• What is being asked: Retype the lines below exactly as they are, leaving out the pictures.

• Exercise material:
■ ■ ■

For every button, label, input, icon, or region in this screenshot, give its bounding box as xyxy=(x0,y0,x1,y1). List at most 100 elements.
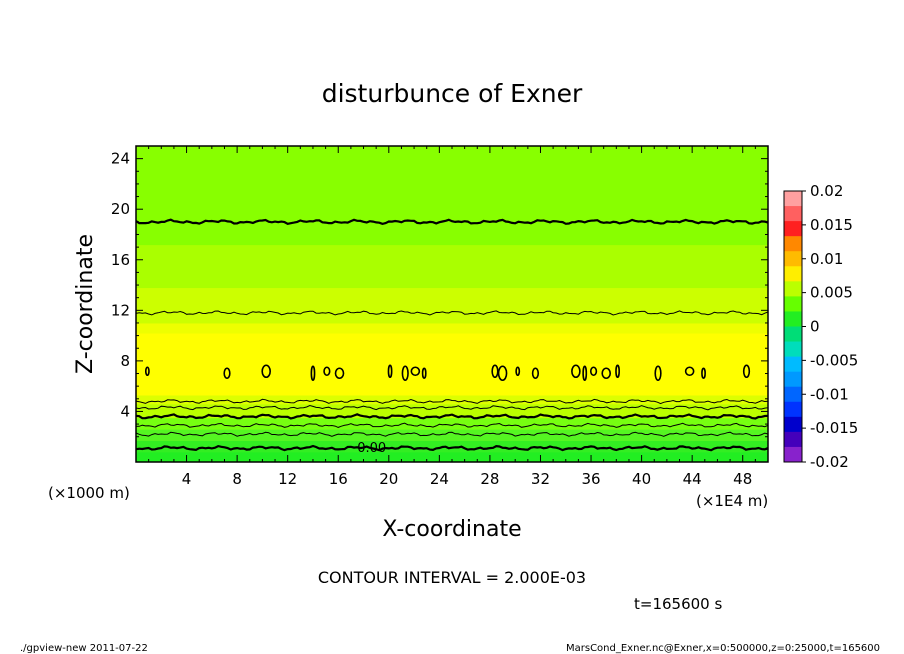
small-contour xyxy=(515,366,521,377)
small-contour xyxy=(334,367,345,380)
x-tick-label: 20 xyxy=(379,470,398,488)
colorbar-segment xyxy=(784,206,802,222)
x-tick-label: 44 xyxy=(683,470,702,488)
x-tick-label: 24 xyxy=(430,470,449,488)
y-axis-title: Z-coordinate xyxy=(73,234,98,374)
fill-band xyxy=(136,395,768,405)
colorbar-label: -0.005 xyxy=(810,351,858,369)
small-contour xyxy=(410,366,421,377)
x-tick-label: 4 xyxy=(182,470,192,488)
time-stamp: t=165600 s xyxy=(634,595,722,613)
colorbar-segment xyxy=(784,356,802,373)
y-tick-label: 20 xyxy=(111,200,130,218)
small-contour xyxy=(497,365,508,382)
colorbar-segment xyxy=(784,401,802,418)
colorbar-label: -0.01 xyxy=(810,385,849,403)
contour-lines xyxy=(135,218,769,452)
small-contour xyxy=(310,365,316,382)
colorbar-segment xyxy=(784,266,802,282)
y-tick-label: 8 xyxy=(120,352,130,370)
x-tick-label: 12 xyxy=(278,470,297,488)
colorbar-segment xyxy=(784,221,802,237)
small-contour xyxy=(654,365,662,382)
fill-band xyxy=(136,146,768,246)
y-tick-label: 4 xyxy=(120,402,130,420)
colorbar-label: -0.015 xyxy=(810,419,858,437)
footer-right: MarsCond_Exner.nc@Exner,x=0:500000,z=0:2… xyxy=(566,643,880,654)
y-tick-label: 12 xyxy=(111,301,130,319)
x-tick-label: 8 xyxy=(232,470,242,488)
colorbar-label: 0.005 xyxy=(810,284,853,302)
x-tick-label: 36 xyxy=(581,470,600,488)
colorbar-label: 0.01 xyxy=(810,250,843,268)
fill-band xyxy=(136,244,768,289)
colorbar-segment xyxy=(784,296,802,312)
small-contour xyxy=(589,366,598,377)
x-tick-label: 40 xyxy=(632,470,651,488)
y-tick-label: 24 xyxy=(111,150,130,168)
small-contours xyxy=(144,364,751,382)
small-contour xyxy=(491,364,499,379)
colorbar: 0.02 0.015 0.01 0.005 0 -0.005 -0.01 -0.015 -0.0… xyxy=(783,182,858,471)
colorbar-segment xyxy=(784,191,802,207)
small-contour xyxy=(401,365,409,382)
colorbar-label: -0.02 xyxy=(810,453,849,471)
small-contour xyxy=(531,367,540,380)
small-contour xyxy=(684,366,695,377)
x-unit-label: (×1000 m) xyxy=(48,484,130,502)
colorbar-segment xyxy=(784,431,802,448)
colorbar-segment xyxy=(784,446,802,463)
y-tick-label: 16 xyxy=(111,251,130,269)
small-contour xyxy=(387,364,393,379)
fill-band xyxy=(136,440,768,453)
fill-band xyxy=(136,322,768,334)
contour-interval: CONTOUR INTERVAL = 2.000E-03 xyxy=(318,568,586,587)
chart-title: disturbunce of Exner xyxy=(322,79,583,108)
small-contour xyxy=(615,364,620,379)
colorbar-label: 0.015 xyxy=(810,216,853,234)
small-contour xyxy=(571,364,581,379)
fill-band xyxy=(136,429,768,442)
fill-band xyxy=(136,451,768,463)
fill-bands xyxy=(136,146,768,463)
fill-band xyxy=(136,417,768,430)
contour-line xyxy=(135,444,769,452)
small-contour xyxy=(582,365,588,382)
x-multiplier-label: (×1E4 m) xyxy=(696,492,768,510)
plot-area: 0.00 xyxy=(135,145,769,463)
x-axis: 4 8 12 16 20 24 28 32 36 40 44 48 xyxy=(135,146,769,488)
contour-line xyxy=(135,310,769,316)
footer-left: ./gpview-new 2011-07-22 xyxy=(20,643,148,654)
contour-line xyxy=(135,431,769,437)
small-contour xyxy=(421,367,427,380)
colorbar-segment xyxy=(784,236,802,252)
colorbar-segment xyxy=(784,386,802,403)
small-contour xyxy=(742,364,751,379)
small-contour xyxy=(223,367,231,380)
colorbar-segment xyxy=(784,416,802,433)
contour-line xyxy=(135,422,769,428)
contour-line xyxy=(135,413,769,420)
x-tick-label: 32 xyxy=(531,470,550,488)
colorbar-segment xyxy=(784,311,802,327)
fill-band xyxy=(136,287,768,324)
small-contour xyxy=(323,366,331,377)
contour-line xyxy=(135,398,769,405)
x-tick-label: 28 xyxy=(480,470,499,488)
y-axis: 4 8 12 16 20 24 xyxy=(111,145,768,463)
colorbar-segment xyxy=(784,326,802,342)
colorbar-label: 0 xyxy=(810,318,820,336)
small-contour xyxy=(701,367,706,380)
small-contour xyxy=(601,367,612,380)
colorbar-segment xyxy=(784,281,802,297)
contour-line xyxy=(135,218,769,226)
small-contour xyxy=(144,366,150,377)
colorbar-segment xyxy=(784,251,802,267)
small-contour xyxy=(261,364,271,379)
x-tick-label: 16 xyxy=(329,470,348,488)
colorbar-segment xyxy=(784,341,802,358)
x-tick-label: 48 xyxy=(733,470,752,488)
contour-line xyxy=(135,404,769,411)
fill-band xyxy=(136,333,768,396)
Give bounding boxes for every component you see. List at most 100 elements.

■ ■ ■

• Task answer:
For every button, label, input, icon, or region in this screenshot, give its bounding box as xyxy=(x0,y0,x1,y1). List at most 100 elements.
small-contour xyxy=(515,366,521,377)
small-contour xyxy=(334,367,345,380)
x-tick-label: 20 xyxy=(379,470,398,488)
colorbar-segment xyxy=(784,206,802,222)
x-tick-label: 44 xyxy=(683,470,702,488)
x-tick-label: 24 xyxy=(430,470,449,488)
y-axis-title: Z-coordinate xyxy=(73,234,98,374)
fill-band xyxy=(136,395,768,405)
colorbar-label: -0.005 xyxy=(810,351,858,369)
small-contour xyxy=(410,366,421,377)
x-tick-label: 4 xyxy=(182,470,192,488)
time-stamp: t=165600 s xyxy=(634,595,722,613)
colorbar-segment xyxy=(784,356,802,373)
y-tick-label: 20 xyxy=(111,200,130,218)
small-contour xyxy=(497,365,508,382)
colorbar-segment xyxy=(784,401,802,418)
colorbar-label: -0.01 xyxy=(810,385,849,403)
contour-lines xyxy=(135,218,769,452)
small-contour xyxy=(310,365,316,382)
colorbar-segment xyxy=(784,266,802,282)
y-tick-label: 8 xyxy=(120,352,130,370)
x-tick-label: 12 xyxy=(278,470,297,488)
colorbar-segment xyxy=(784,221,802,237)
small-contour xyxy=(654,365,662,382)
fill-band xyxy=(136,146,768,246)
y-tick-label: 4 xyxy=(120,402,130,420)
colorbar-label: -0.015 xyxy=(810,419,858,437)
footer-right: MarsCond_Exner.nc@Exner,x=0:500000,z=0:2… xyxy=(566,643,880,654)
y-tick-label: 12 xyxy=(111,301,130,319)
x-tick-label: 8 xyxy=(232,470,242,488)
colorbar-label: 0.005 xyxy=(810,284,853,302)
x-tick-label: 36 xyxy=(581,470,600,488)
colorbar-label: 0.01 xyxy=(810,250,843,268)
fill-band xyxy=(136,244,768,289)
colorbar-segment xyxy=(784,296,802,312)
small-contour xyxy=(589,366,598,377)
x-tick-label: 40 xyxy=(632,470,651,488)
y-tick-label: 24 xyxy=(111,150,130,168)
small-contours xyxy=(144,364,751,382)
small-contour xyxy=(491,364,499,379)
colorbar: 0.02 0.015 0.01 0.005 0 -0.005 -0.01 -0.015 -0.0… xyxy=(783,182,858,471)
colorbar-segment xyxy=(784,191,802,207)
small-contour xyxy=(401,365,409,382)
colorbar-label: -0.02 xyxy=(810,453,849,471)
small-contour xyxy=(531,367,540,380)
small-contour xyxy=(684,366,695,377)
x-unit-label: (×1000 m) xyxy=(48,484,130,502)
colorbar-segment xyxy=(784,431,802,448)
colorbar-segment xyxy=(784,446,802,463)
y-tick-label: 16 xyxy=(111,251,130,269)
small-contour xyxy=(387,364,393,379)
fill-band xyxy=(136,440,768,453)
fill-band xyxy=(136,322,768,334)
contour-interval: CONTOUR INTERVAL = 2.000E-03 xyxy=(318,568,586,587)
chart-title: disturbunce of Exner xyxy=(322,79,583,108)
small-contour xyxy=(615,364,620,379)
colorbar-label: 0.015 xyxy=(810,216,853,234)
small-contour xyxy=(571,364,581,379)
fill-band xyxy=(136,429,768,442)
fill-band xyxy=(136,451,768,463)
fill-bands xyxy=(136,146,768,463)
fill-band xyxy=(136,417,768,430)
contour-line xyxy=(135,444,769,452)
small-contour xyxy=(582,365,588,382)
x-multiplier-label: (×1E4 m) xyxy=(696,492,768,510)
plot-area: 0.00 xyxy=(135,145,769,463)
x-axis: 4 8 12 16 20 24 28 32 36 40 44 48 xyxy=(135,146,769,488)
contour-line xyxy=(135,310,769,316)
footer-left: ./gpview-new 2011-07-22 xyxy=(20,643,148,654)
contour-line xyxy=(135,431,769,437)
small-contour xyxy=(421,367,427,380)
colorbar-segment xyxy=(784,236,802,252)
colorbar-segment xyxy=(784,386,802,403)
small-contour xyxy=(742,364,751,379)
small-contour xyxy=(223,367,231,380)
colorbar-segment xyxy=(784,416,802,433)
contour-line xyxy=(135,422,769,428)
contour-line xyxy=(135,413,769,420)
x-tick-label: 32 xyxy=(531,470,550,488)
colorbar-segment xyxy=(784,311,802,327)
fill-band xyxy=(136,287,768,324)
small-contour xyxy=(323,366,331,377)
contour-line xyxy=(135,398,769,405)
x-tick-label: 28 xyxy=(480,470,499,488)
y-axis: 4 8 12 16 20 24 xyxy=(111,145,768,463)
colorbar-segment xyxy=(784,326,802,342)
colorbar-label: 0 xyxy=(810,318,820,336)
small-contour xyxy=(701,367,706,380)
small-contour xyxy=(601,367,612,380)
colorbar-segment xyxy=(784,281,802,297)
contour-line xyxy=(135,218,769,226)
small-contour xyxy=(144,366,150,377)
colorbar-segment xyxy=(784,251,802,267)
small-contour xyxy=(261,364,271,379)
x-tick-label: 16 xyxy=(329,470,348,488)
colorbar-segment xyxy=(784,341,802,358)
x-tick-label: 48 xyxy=(733,470,752,488)
contour-line xyxy=(135,404,769,411)
fill-band xyxy=(136,333,768,396)
Give bounding boxes for every component you see. List at most 100 elements.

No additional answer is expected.